**Directive:**
Go through the listing and copy each line with the string "Attend".

Stored entries
— Start —
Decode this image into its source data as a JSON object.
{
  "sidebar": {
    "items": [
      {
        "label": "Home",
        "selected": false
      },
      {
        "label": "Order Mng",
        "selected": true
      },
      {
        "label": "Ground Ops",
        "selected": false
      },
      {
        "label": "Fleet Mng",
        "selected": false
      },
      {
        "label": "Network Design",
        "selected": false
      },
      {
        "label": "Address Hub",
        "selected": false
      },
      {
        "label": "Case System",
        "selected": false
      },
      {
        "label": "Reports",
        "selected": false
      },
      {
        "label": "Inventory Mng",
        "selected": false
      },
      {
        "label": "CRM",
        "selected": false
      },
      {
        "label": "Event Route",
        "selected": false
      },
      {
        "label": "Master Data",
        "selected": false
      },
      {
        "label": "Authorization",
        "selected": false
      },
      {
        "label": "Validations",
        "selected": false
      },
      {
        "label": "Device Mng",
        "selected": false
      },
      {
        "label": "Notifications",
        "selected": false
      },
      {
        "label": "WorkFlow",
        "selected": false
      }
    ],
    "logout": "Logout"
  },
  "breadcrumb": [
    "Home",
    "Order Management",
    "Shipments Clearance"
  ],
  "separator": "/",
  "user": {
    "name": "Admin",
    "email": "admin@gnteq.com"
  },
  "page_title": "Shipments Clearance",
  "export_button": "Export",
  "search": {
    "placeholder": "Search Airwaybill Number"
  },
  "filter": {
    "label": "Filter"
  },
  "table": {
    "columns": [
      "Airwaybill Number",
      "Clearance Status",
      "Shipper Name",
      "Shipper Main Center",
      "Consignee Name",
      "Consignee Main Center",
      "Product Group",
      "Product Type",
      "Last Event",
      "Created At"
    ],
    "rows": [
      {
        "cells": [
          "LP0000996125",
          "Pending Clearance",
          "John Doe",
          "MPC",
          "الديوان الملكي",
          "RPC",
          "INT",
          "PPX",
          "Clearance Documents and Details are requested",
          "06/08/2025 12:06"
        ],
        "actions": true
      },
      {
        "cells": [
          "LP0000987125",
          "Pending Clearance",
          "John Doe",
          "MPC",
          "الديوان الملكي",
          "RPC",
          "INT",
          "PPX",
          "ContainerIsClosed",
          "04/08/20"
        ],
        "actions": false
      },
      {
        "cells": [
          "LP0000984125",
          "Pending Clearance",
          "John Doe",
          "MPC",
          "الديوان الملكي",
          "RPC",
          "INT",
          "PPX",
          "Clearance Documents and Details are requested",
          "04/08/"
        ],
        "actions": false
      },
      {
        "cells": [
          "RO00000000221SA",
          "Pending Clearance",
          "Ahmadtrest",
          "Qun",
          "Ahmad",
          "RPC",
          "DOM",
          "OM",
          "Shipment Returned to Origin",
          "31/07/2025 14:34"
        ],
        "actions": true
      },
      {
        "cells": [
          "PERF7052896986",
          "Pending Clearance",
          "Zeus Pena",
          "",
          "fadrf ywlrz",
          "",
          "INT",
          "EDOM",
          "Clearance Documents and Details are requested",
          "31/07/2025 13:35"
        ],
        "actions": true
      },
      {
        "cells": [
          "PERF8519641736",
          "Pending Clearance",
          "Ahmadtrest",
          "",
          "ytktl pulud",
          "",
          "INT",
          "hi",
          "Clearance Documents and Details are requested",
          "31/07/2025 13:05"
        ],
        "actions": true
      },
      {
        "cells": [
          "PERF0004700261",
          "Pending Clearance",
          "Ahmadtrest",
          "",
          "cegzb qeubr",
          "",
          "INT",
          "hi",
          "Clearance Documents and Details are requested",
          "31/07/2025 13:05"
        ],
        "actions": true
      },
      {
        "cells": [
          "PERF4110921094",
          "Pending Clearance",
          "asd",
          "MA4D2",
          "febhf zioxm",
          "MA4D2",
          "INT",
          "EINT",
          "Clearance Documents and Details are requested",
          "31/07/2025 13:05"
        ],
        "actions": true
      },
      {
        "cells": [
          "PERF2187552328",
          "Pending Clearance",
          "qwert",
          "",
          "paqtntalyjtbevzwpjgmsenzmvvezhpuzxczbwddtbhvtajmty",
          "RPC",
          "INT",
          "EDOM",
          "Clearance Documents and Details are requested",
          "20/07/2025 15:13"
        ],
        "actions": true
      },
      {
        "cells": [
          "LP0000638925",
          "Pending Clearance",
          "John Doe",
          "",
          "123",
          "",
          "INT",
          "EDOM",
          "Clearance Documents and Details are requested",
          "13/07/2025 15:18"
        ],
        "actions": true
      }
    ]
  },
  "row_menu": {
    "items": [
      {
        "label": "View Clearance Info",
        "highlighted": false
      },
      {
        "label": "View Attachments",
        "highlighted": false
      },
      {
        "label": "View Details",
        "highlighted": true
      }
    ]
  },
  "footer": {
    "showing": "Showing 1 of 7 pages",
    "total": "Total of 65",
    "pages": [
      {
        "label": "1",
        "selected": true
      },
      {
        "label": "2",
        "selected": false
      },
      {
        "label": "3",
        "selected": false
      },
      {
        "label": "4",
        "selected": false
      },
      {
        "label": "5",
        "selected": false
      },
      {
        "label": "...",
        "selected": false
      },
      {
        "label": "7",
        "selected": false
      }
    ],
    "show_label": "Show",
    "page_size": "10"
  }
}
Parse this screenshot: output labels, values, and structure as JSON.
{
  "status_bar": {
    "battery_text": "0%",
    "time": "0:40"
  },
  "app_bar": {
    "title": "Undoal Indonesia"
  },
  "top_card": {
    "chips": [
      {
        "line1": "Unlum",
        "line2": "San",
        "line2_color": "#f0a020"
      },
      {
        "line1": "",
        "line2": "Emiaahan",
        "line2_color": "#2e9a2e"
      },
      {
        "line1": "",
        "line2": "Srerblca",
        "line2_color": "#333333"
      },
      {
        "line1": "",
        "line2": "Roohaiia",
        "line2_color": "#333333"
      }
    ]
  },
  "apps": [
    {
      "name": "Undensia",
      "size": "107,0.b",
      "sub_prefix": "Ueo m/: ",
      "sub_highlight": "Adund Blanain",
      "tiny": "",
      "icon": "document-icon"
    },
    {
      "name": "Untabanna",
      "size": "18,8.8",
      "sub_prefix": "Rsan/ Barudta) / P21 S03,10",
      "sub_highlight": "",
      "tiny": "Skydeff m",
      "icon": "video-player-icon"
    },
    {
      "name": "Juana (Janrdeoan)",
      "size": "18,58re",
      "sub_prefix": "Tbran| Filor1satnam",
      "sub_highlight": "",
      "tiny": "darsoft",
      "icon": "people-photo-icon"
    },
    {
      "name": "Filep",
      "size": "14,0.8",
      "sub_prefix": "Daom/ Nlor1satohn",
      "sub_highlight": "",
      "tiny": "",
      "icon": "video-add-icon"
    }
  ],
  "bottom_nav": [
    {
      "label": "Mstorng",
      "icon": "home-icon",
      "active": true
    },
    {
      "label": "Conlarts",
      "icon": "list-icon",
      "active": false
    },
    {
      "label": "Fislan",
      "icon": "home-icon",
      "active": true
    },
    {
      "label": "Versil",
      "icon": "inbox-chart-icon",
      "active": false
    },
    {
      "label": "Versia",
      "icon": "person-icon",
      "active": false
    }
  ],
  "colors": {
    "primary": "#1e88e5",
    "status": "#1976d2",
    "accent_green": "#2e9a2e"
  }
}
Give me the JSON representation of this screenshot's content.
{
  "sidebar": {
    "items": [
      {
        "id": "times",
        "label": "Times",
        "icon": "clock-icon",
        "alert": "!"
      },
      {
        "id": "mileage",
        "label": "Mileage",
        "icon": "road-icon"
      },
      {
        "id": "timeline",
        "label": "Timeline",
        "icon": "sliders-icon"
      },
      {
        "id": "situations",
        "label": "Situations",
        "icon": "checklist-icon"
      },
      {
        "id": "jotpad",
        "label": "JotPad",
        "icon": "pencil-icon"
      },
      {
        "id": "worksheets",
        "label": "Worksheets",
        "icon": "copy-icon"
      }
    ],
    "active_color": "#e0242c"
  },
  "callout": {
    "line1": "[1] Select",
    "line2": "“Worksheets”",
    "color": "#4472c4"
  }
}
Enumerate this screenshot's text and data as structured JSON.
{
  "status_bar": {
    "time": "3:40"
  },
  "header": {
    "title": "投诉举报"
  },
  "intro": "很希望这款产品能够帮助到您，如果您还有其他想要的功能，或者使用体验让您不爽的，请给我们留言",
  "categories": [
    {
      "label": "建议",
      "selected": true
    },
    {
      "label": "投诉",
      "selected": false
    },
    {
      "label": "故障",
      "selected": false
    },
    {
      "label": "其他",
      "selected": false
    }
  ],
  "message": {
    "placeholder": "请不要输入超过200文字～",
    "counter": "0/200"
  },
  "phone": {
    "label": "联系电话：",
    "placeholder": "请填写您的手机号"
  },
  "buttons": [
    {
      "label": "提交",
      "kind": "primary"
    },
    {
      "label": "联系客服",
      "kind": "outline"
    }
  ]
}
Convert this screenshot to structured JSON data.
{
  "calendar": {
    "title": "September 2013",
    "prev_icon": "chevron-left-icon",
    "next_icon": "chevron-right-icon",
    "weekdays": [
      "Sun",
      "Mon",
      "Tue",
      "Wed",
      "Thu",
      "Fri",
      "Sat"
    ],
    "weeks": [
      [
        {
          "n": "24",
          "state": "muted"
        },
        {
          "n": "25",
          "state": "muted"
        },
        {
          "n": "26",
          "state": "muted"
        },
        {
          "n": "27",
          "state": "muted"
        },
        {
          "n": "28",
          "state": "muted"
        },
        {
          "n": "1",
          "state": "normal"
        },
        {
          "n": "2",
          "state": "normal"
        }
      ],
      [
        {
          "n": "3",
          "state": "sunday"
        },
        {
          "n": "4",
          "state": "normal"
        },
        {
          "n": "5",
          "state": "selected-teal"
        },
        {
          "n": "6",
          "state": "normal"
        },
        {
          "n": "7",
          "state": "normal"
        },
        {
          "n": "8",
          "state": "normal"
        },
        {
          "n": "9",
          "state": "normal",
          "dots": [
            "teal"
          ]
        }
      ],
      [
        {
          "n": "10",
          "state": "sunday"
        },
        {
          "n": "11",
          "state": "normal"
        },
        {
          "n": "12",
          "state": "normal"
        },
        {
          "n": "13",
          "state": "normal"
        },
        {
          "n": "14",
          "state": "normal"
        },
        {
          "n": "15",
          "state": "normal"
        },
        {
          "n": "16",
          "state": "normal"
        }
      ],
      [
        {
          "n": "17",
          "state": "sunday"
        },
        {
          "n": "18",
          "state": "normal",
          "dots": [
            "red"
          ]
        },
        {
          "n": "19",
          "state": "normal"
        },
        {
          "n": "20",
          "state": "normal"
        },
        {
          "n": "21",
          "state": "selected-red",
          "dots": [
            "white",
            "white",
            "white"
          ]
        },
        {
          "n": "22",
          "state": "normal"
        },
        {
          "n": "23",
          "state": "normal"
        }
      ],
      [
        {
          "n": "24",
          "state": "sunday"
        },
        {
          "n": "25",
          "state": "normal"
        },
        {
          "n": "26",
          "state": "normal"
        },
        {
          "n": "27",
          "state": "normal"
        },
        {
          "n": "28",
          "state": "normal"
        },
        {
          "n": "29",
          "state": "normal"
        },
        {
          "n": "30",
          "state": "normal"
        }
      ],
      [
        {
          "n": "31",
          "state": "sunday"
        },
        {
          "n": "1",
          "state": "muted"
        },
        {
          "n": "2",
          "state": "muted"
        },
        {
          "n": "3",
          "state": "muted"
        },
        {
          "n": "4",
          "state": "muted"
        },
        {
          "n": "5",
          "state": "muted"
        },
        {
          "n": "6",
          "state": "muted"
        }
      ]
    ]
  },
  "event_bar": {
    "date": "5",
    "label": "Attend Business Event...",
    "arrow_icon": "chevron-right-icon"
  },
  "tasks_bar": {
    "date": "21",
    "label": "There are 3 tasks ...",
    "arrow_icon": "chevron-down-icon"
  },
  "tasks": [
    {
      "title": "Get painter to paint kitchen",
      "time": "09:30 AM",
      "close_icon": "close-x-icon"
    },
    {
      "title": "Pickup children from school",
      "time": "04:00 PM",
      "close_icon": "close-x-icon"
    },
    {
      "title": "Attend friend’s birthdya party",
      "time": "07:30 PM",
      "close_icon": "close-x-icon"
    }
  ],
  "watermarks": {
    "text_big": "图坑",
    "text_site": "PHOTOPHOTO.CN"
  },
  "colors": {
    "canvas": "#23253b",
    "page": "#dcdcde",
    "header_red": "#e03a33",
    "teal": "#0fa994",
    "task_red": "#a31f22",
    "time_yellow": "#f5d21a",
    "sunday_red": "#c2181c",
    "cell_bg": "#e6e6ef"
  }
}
— End —
**Final result:**
    "label": "Attend Business Event...",
      "title": "Attend friend’s birthdya party",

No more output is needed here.